DATASET CONTENT:
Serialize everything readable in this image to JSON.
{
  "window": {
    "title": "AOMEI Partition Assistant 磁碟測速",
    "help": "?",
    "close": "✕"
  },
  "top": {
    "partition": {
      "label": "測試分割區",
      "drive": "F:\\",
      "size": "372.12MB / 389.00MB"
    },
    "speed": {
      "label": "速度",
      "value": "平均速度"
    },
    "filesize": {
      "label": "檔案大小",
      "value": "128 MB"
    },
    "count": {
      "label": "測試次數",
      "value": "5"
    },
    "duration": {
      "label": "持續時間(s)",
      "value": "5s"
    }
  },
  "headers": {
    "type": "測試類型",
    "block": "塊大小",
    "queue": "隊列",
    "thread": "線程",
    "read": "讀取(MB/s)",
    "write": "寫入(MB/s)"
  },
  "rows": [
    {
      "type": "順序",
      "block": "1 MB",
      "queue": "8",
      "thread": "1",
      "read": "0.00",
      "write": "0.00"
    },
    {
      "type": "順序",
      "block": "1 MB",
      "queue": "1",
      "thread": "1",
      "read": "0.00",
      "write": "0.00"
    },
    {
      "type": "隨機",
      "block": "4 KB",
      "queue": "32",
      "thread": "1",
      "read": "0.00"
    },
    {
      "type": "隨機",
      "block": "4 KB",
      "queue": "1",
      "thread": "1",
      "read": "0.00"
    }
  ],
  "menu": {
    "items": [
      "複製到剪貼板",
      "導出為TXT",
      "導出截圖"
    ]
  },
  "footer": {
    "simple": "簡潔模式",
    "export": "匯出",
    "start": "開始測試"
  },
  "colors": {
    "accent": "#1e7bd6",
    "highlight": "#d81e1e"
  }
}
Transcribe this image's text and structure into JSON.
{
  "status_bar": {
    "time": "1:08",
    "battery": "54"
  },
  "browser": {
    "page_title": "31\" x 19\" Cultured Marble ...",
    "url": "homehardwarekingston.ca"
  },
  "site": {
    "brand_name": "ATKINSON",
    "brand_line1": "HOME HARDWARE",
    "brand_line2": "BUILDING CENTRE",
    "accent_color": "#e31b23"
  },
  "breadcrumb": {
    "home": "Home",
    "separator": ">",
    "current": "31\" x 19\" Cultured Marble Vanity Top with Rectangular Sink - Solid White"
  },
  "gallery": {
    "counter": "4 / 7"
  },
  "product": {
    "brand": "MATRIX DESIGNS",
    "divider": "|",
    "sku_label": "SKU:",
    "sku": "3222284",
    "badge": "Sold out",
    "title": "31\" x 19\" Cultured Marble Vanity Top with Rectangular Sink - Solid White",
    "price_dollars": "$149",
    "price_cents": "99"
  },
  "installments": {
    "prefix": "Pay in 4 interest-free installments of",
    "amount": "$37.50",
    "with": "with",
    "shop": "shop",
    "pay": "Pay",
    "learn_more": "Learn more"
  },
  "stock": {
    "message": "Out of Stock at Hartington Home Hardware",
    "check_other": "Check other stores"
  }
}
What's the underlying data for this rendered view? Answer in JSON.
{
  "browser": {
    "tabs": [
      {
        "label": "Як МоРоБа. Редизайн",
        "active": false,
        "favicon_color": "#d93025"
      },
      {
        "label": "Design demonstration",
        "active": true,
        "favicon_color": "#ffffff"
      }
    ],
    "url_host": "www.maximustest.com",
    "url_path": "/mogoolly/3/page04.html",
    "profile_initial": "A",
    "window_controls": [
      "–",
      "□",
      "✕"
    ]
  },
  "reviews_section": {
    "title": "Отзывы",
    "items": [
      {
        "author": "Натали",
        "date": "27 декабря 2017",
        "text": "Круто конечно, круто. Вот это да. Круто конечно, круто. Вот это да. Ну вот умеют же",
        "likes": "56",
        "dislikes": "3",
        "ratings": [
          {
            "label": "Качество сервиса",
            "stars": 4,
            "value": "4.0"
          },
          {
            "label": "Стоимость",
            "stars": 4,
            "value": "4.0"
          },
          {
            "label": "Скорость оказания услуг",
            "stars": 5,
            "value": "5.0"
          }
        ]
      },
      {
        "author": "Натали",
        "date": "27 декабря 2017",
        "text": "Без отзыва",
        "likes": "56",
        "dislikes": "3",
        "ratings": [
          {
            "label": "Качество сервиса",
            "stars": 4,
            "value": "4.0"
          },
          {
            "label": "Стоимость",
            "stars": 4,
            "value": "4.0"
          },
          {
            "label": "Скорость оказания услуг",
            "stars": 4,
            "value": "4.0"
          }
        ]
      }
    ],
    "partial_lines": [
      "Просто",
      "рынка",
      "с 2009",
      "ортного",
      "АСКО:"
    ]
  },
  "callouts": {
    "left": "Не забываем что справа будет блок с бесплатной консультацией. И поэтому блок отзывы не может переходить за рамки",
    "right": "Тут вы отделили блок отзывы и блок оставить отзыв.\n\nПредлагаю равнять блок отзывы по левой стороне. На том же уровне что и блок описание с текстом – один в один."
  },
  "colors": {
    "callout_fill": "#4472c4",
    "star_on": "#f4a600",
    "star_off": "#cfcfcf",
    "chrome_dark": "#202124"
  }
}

EXERCISE INSTRUCTIONS: From the entries above, return each line with the word "Sink" in it.

RESPONSE BELOW:
    "current": "31\" x 19\" Cultured Marble Vanity Top with Rectangular Sink - Solid White"
    "title": "31\" x 19\" Cultured Marble Vanity Top with Rectangular Sink - Solid White",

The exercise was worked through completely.